Stored entries:
-=-=-
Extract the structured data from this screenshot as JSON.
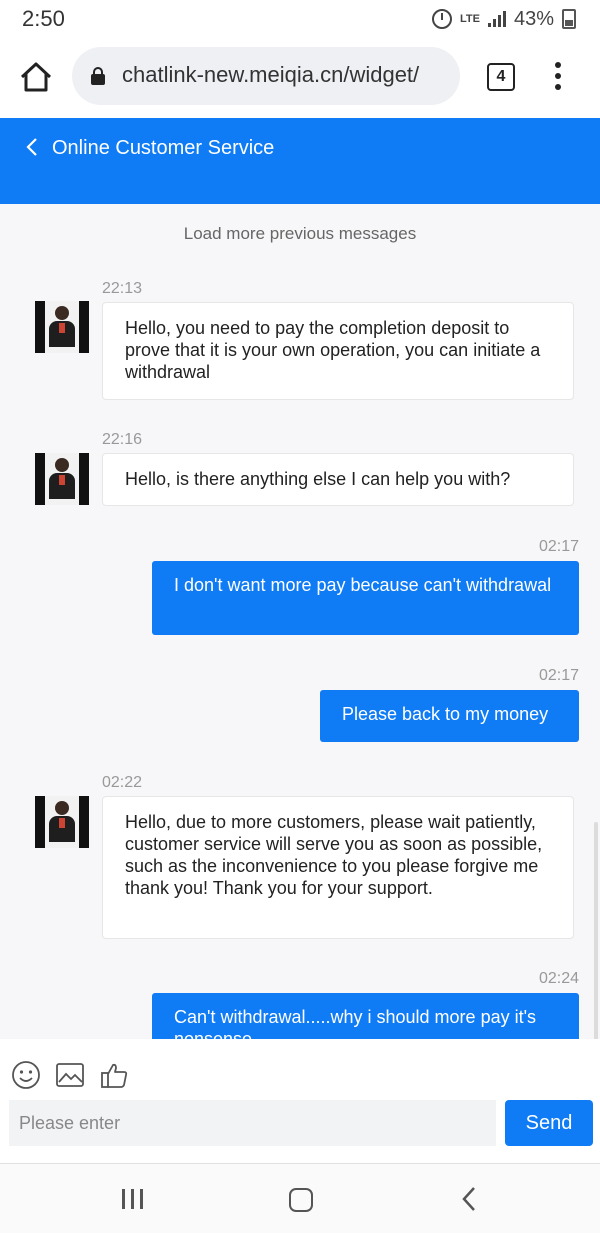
{
  "status_bar": {
    "time": "2:50",
    "network": "LTE",
    "battery": "43%"
  },
  "browser": {
    "url": "chatlink-new.meiqia.cn/widget/",
    "tab_count": "4"
  },
  "header": {
    "title": "Online Customer Service",
    "color": "#0f7bf5"
  },
  "chat": {
    "load_more": "Load more previous messages",
    "messages": [
      {
        "sender": "agent",
        "time": "22:13",
        "text": "Hello, you need to pay the completion deposit to prove that it is your own operation, you can initiate a withdrawal"
      },
      {
        "sender": "agent",
        "time": "22:16",
        "text": "Hello, is there anything else I can help you with?"
      },
      {
        "sender": "user",
        "time": "02:17",
        "text": "I don't want more pay because can't withdrawal"
      },
      {
        "sender": "user",
        "time": "02:17",
        "text": "Please back to my money"
      },
      {
        "sender": "agent",
        "time": "02:22",
        "text": "Hello, due to more customers, please wait patiently, customer service will serve you as soon as possible, such as the inconvenience to you please forgive me thank you! Thank you for your support."
      },
      {
        "sender": "user",
        "time": "02:24",
        "text": "Can't withdrawal.....why i should more pay it's nonsense"
      }
    ]
  },
  "composer": {
    "placeholder": "Please enter",
    "send_label": "Send",
    "icons": [
      "emoji-icon",
      "image-icon",
      "thumbs-up-icon"
    ]
  }
}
-=-=-
### WHAT YOU SHOULD DO
Output the entries above exactly, without their pictures.

### ANSWER TO THIS TASK
Extract the structured data from this screenshot as JSON.
{
  "status_bar": {
    "time": "2:50",
    "network": "LTE",
    "battery": "43%"
  },
  "browser": {
    "url": "chatlink-new.meiqia.cn/widget/",
    "tab_count": "4"
  },
  "header": {
    "title": "Online Customer Service",
    "color": "#0f7bf5"
  },
  "chat": {
    "load_more": "Load more previous messages",
    "messages": [
      {
        "sender": "agent",
        "time": "22:13",
        "text": "Hello, you need to pay the completion deposit to prove that it is your own operation, you can initiate a withdrawal"
      },
      {
        "sender": "agent",
        "time": "22:16",
        "text": "Hello, is there anything else I can help you with?"
      },
      {
        "sender": "user",
        "time": "02:17",
        "text": "I don't want more pay because can't withdrawal"
      },
      {
        "sender": "user",
        "time": "02:17",
        "text": "Please back to my money"
      },
      {
        "sender": "agent",
        "time": "02:22",
        "text": "Hello, due to more customers, please wait patiently, customer service will serve you as soon as possible, such as the inconvenience to you please forgive me thank you! Thank you for your support."
      },
      {
        "sender": "user",
        "time": "02:24",
        "text": "Can't withdrawal.....why i should more pay it's nonsense"
      }
    ]
  },
  "composer": {
    "placeholder": "Please enter",
    "send_label": "Send",
    "icons": [
      "emoji-icon",
      "image-icon",
      "thumbs-up-icon"
    ]
  }
}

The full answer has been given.